→ DIRECTION 1: In the passage on fused silica crucibles, which company supplies Ceradyne with its fused silica?
→ DIRECTION 2: Decide whether each statement agrees with the passage on fused silica crucibles, and give yes or no with the deciding words quoted from it: (a) Vesuvius buys its fused silica raw material from outside producers. (b) After slip-casting, the crucibles are dried, fired, and cooled in kilns. (c) Demand from the solar cell market kept rising through 2009.
→ DIRECTION 3: Continue the passage on fused silica crucibles from its final sentence.

High quality fused silica is
essential to the manufacture of these crucibles. High grade
fused silica is processed and mixed into a slip/slurry,
slip-cast into molds, and then dried, fired, and cooled in
kilns.
There are very few fused silica raw
material producers worldwide. Leading fused silica crucible
manufacturers include Vesuvius (part of Cookson Plc), Belgium,
and Ceradyne Thermo Materials, USA. Vesuvius produces its own
fused silica raw material, while Ceradyne is supplied by
subsidiary Minco Inc., Greeneville, Tennessee, which also
produces fused silica for investment casting, filler, and
refractory markets.
Both Vesuvius and Ceradyne in
recent years have expanded plants and established Chinese
facilities to meet increased demand from the solar cell market,
although 2009 saw a major drop in the market.

→ EXCERPTED DATA:

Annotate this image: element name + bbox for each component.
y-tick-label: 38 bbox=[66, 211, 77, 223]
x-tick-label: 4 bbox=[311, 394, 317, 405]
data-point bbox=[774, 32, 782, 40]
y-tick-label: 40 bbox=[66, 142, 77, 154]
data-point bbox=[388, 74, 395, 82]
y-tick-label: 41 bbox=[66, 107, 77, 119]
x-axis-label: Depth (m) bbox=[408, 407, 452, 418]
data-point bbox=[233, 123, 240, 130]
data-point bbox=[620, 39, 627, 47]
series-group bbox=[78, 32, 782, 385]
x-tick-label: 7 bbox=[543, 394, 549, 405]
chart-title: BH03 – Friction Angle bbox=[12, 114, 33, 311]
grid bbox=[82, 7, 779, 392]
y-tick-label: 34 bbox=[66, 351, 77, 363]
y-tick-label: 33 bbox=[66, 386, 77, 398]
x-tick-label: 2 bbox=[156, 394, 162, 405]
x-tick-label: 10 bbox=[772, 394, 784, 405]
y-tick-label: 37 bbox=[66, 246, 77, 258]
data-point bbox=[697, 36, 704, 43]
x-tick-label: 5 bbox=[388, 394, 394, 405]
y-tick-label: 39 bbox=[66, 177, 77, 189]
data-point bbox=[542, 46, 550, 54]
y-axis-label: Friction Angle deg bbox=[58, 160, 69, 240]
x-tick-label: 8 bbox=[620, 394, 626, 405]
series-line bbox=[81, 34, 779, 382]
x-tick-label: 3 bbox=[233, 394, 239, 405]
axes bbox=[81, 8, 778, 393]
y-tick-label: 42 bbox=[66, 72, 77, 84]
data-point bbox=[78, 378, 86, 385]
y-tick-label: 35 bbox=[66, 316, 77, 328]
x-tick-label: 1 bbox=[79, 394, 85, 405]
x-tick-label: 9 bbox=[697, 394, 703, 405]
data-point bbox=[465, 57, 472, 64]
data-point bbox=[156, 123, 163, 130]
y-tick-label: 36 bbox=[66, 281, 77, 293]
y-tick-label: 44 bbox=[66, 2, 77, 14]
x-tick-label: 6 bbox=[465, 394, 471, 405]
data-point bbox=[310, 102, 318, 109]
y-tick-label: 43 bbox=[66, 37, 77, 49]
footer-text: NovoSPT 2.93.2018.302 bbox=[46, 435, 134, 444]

→ FINAL RESULT 1: Its subsidiary Minco Inc., of Greeneville, Tennessee.

→ FINAL RESULT 2:
(a) No: "Vesuvius produces its own fused silica raw material"
(b) Yes: "slip-cast into molds, and then dried, fired, and cooled in kilns"
(c) No: "although 2009 saw a major drop in the market"

→ FINAL RESULT 3:
As a result, Vesuvius closed its
Hautrage, Belgium plant and reduced headcount at its Feignes,
France, plant by around 30%. Although the company’s new
40,000 crucibles per annum Sunrise plant in Weiting, Jiangsu,
China was completed at the end of 2008, it remains
uncommissioned pending a pick up in demand.
In 2009, Jiangxi Sinoma New Solar
Materials Co. Ltd, China, using gel-casting, developed the
world’s largest fused silica crucible with a capacity of
800kg silicon metal for its partner LDK Solar Co. Ltd.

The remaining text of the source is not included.